Print every line below. Match each one exactly.

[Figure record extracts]
----
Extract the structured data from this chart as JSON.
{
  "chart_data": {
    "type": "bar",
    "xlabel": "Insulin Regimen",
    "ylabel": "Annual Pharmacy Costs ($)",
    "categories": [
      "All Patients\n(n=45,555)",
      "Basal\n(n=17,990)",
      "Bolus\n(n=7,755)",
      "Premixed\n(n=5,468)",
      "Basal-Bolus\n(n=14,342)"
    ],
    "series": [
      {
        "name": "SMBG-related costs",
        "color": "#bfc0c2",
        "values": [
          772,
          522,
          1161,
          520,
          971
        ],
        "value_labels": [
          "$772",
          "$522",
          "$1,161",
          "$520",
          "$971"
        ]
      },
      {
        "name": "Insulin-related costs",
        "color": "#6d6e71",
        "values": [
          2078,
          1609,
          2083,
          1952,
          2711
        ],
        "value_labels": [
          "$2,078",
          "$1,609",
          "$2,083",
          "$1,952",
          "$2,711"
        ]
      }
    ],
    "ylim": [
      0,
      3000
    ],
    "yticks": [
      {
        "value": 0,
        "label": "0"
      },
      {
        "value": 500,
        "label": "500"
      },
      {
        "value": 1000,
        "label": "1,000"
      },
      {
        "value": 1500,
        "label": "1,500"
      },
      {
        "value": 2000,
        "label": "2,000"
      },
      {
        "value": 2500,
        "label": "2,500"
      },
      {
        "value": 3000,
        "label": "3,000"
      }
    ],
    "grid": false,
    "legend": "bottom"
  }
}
----
• _RESULT OF THIS EXERCISE_
Extract the structured data from this chart as JSON.
{
  "chart_data": {
    "type": "bar",
    "xlabel": "Insulin Regimen",
    "ylabel": "Annual Pharmacy Costs ($)",
    "categories": [
      "All Patients\n(n=45,555)",
      "Basal\n(n=17,990)",
      "Bolus\n(n=7,755)",
      "Premixed\n(n=5,468)",
      "Basal-Bolus\n(n=14,342)"
    ],
    "series": [
      {
        "name": "SMBG-related costs",
        "color": "#bfc0c2",
        "values": [
          772,
          522,
          1161,
          520,
          971
        ],
        "value_labels": [
          "$772",
          "$522",
          "$1,161",
          "$520",
          "$971"
        ]
      },
      {
        "name": "Insulin-related costs",
        "color": "#6d6e71",
        "values": [
          2078,
          1609,
          2083,
          1952,
          2711
        ],
        "value_labels": [
          "$2,078",
          "$1,609",
          "$2,083",
          "$1,952",
          "$2,711"
        ]
      }
    ],
    "ylim": [
      0,
      3000
    ],
    "yticks": [
      {
        "value": 0,
        "label": "0"
      },
      {
        "value": 500,
        "label": "500"
      },
      {
        "value": 1000,
        "label": "1,000"
      },
      {
        "value": 1500,
        "label": "1,500"
      },
      {
        "value": 2000,
        "label": "2,000"
      },
      {
        "value": 2500,
        "label": "2,500"
      },
      {
        "value": 3000,
        "label": "3,000"
      }
    ],
    "grid": false,
    "legend": "bottom"
  }
}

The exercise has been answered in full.